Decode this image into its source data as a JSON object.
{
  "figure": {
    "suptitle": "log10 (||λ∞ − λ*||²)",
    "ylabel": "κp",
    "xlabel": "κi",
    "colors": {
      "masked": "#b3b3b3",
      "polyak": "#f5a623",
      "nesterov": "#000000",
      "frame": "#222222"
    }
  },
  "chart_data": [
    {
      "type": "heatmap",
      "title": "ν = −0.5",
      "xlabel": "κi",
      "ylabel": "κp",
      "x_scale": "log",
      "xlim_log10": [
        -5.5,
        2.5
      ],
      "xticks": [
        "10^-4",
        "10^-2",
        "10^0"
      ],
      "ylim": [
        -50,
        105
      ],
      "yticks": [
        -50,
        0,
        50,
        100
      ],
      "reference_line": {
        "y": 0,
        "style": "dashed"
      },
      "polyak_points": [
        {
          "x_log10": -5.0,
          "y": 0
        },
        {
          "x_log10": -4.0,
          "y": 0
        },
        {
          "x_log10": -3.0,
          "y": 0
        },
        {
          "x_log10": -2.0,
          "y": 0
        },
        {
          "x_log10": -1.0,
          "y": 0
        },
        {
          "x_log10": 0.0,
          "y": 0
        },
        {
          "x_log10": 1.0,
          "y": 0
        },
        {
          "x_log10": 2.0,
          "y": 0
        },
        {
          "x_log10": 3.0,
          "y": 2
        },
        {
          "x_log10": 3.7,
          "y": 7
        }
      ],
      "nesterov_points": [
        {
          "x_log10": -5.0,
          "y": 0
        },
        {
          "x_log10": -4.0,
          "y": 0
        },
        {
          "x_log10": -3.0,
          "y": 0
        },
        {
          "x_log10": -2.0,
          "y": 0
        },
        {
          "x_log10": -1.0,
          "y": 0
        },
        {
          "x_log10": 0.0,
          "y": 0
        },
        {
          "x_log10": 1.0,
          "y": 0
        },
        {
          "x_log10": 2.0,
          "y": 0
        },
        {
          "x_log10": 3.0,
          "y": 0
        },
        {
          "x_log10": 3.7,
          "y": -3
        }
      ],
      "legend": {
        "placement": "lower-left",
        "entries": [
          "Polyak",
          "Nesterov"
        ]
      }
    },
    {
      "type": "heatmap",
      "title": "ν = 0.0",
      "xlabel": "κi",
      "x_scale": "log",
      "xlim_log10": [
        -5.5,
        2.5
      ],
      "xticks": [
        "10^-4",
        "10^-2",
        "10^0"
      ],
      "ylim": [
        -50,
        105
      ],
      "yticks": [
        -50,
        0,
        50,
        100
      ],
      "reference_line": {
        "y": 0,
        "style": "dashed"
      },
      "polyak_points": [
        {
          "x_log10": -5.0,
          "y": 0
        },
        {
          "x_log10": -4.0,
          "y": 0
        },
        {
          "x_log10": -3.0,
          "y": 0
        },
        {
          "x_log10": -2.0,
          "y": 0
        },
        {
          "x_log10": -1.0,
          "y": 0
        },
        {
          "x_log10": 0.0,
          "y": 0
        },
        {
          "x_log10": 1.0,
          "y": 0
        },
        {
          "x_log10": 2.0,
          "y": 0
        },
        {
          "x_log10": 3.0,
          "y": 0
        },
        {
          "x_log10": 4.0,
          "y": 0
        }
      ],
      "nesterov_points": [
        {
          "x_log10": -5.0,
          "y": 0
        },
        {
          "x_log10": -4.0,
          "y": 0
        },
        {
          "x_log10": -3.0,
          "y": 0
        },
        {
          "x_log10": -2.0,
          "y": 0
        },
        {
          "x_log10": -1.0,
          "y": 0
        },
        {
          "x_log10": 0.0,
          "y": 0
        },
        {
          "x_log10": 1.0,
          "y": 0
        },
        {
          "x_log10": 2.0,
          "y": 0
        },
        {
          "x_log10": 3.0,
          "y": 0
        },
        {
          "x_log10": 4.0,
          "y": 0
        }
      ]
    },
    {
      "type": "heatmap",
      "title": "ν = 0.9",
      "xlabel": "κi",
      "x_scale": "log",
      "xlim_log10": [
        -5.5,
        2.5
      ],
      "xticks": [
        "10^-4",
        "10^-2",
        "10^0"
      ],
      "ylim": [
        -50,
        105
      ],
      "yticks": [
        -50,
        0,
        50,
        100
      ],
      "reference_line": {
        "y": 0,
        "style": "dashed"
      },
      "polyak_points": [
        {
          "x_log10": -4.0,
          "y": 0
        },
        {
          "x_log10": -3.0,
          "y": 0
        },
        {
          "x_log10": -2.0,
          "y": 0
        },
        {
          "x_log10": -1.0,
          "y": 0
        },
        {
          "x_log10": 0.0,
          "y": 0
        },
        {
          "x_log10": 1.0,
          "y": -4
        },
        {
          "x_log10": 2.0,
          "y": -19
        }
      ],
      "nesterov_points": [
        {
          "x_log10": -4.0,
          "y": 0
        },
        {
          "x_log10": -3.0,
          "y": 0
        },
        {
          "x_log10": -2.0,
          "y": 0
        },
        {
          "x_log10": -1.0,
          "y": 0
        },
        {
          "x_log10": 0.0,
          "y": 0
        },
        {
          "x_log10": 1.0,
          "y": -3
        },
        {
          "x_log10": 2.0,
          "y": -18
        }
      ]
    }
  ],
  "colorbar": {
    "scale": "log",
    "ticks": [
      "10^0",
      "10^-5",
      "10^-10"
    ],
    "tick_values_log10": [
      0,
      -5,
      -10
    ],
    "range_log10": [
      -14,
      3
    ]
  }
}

• _Problem to solve_
Your task is to repeat each line of the material exactly.

• _Reply_
Decode this image into its source data as a JSON object.
{
  "figure": {
    "suptitle": "log10 (||λ∞ − λ*||²)",
    "ylabel": "κp",
    "xlabel": "κi",
    "colors": {
      "masked": "#b3b3b3",
      "polyak": "#f5a623",
      "nesterov": "#000000",
      "frame": "#222222"
    }
  },
  "chart_data": [
    {
      "type": "heatmap",
      "title": "ν = −0.5",
      "xlabel": "κi",
      "ylabel": "κp",
      "x_scale": "log",
      "xlim_log10": [
        -5.5,
        2.5
      ],
      "xticks": [
        "10^-4",
        "10^-2",
        "10^0"
      ],
      "ylim": [
        -50,
        105
      ],
      "yticks": [
        -50,
        0,
        50,
        100
      ],
      "reference_line": {
        "y": 0,
        "style": "dashed"
      },
      "polyak_points": [
        {
          "x_log10": -5.0,
          "y": 0
        },
        {
          "x_log10": -4.0,
          "y": 0
        },
        {
          "x_log10": -3.0,
          "y": 0
        },
        {
          "x_log10": -2.0,
          "y": 0
        },
        {
          "x_log10": -1.0,
          "y": 0
        },
        {
          "x_log10": 0.0,
          "y": 0
        },
        {
          "x_log10": 1.0,
          "y": 0
        },
        {
          "x_log10": 2.0,
          "y": 0
        },
        {
          "x_log10": 3.0,
          "y": 2
        },
        {
          "x_log10": 3.7,
          "y": 7
        }
      ],
      "nesterov_points": [
        {
          "x_log10": -5.0,
          "y": 0
        },
        {
          "x_log10": -4.0,
          "y": 0
        },
        {
          "x_log10": -3.0,
          "y": 0
        },
        {
          "x_log10": -2.0,
          "y": 0
        },
        {
          "x_log10": -1.0,
          "y": 0
        },
        {
          "x_log10": 0.0,
          "y": 0
        },
        {
          "x_log10": 1.0,
          "y": 0
        },
        {
          "x_log10": 2.0,
          "y": 0
        },
        {
          "x_log10": 3.0,
          "y": 0
        },
        {
          "x_log10": 3.7,
          "y": -3
        }
      ],
      "legend": {
        "placement": "lower-left",
        "entries": [
          "Polyak",
          "Nesterov"
        ]
      }
    },
    {
      "type": "heatmap",
      "title": "ν = 0.0",
      "xlabel": "κi",
      "x_scale": "log",
      "xlim_log10": [
        -5.5,
        2.5
      ],
      "xticks": [
        "10^-4",
        "10^-2",
        "10^0"
      ],
      "ylim": [
        -50,
        105
      ],
      "yticks": [
        -50,
        0,
        50,
        100
      ],
      "reference_line": {
        "y": 0,
        "style": "dashed"
      },
      "polyak_points": [
        {
          "x_log10": -5.0,
          "y": 0
        },
        {
          "x_log10": -4.0,
          "y": 0
        },
        {
          "x_log10": -3.0,
          "y": 0
        },
        {
          "x_log10": -2.0,
          "y": 0
        },
        {
          "x_log10": -1.0,
          "y": 0
        },
        {
          "x_log10": 0.0,
          "y": 0
        },
        {
          "x_log10": 1.0,
          "y": 0
        },
        {
          "x_log10": 2.0,
          "y": 0
        },
        {
          "x_log10": 3.0,
          "y": 0
        },
        {
          "x_log10": 4.0,
          "y": 0
        }
      ],
      "nesterov_points": [
        {
          "x_log10": -5.0,
          "y": 0
        },
        {
          "x_log10": -4.0,
          "y": 0
        },
        {
          "x_log10": -3.0,
          "y": 0
        },
        {
          "x_log10": -2.0,
          "y": 0
        },
        {
          "x_log10": -1.0,
          "y": 0
        },
        {
          "x_log10": 0.0,
          "y": 0
        },
        {
          "x_log10": 1.0,
          "y": 0
        },
        {
          "x_log10": 2.0,
          "y": 0
        },
        {
          "x_log10": 3.0,
          "y": 0
        },
        {
          "x_log10": 4.0,
          "y": 0
        }
      ]
    },
    {
      "type": "heatmap",
      "title": "ν = 0.9",
      "xlabel": "κi",
      "x_scale": "log",
      "xlim_log10": [
        -5.5,
        2.5
      ],
      "xticks": [
        "10^-4",
        "10^-2",
        "10^0"
      ],
      "ylim": [
        -50,
        105
      ],
      "yticks": [
        -50,
        0,
        50,
        100
      ],
      "reference_line": {
        "y": 0,
        "style": "dashed"
      },
      "polyak_points": [
        {
          "x_log10": -4.0,
          "y": 0
        },
        {
          "x_log10": -3.0,
          "y": 0
        },
        {
          "x_log10": -2.0,
          "y": 0
        },
        {
          "x_log10": -1.0,
          "y": 0
        },
        {
          "x_log10": 0.0,
          "y": 0
        },
        {
          "x_log10": 1.0,
          "y": -4
        },
        {
          "x_log10": 2.0,
          "y": -19
        }
      ],
      "nesterov_points": [
        {
          "x_log10": -4.0,
          "y": 0
        },
        {
          "x_log10": -3.0,
          "y": 0
        },
        {
          "x_log10": -2.0,
          "y": 0
        },
        {
          "x_log10": -1.0,
          "y": 0
        },
        {
          "x_log10": 0.0,
          "y": 0
        },
        {
          "x_log10": 1.0,
          "y": -3
        },
        {
          "x_log10": 2.0,
          "y": -18
        }
      ]
    }
  ],
  "colorbar": {
    "scale": "log",
    "ticks": [
      "10^0",
      "10^-5",
      "10^-10"
    ],
    "tick_values_log10": [
      0,
      -5,
      -10
    ],
    "range_log10": [
      -14,
      3
    ]
  }
}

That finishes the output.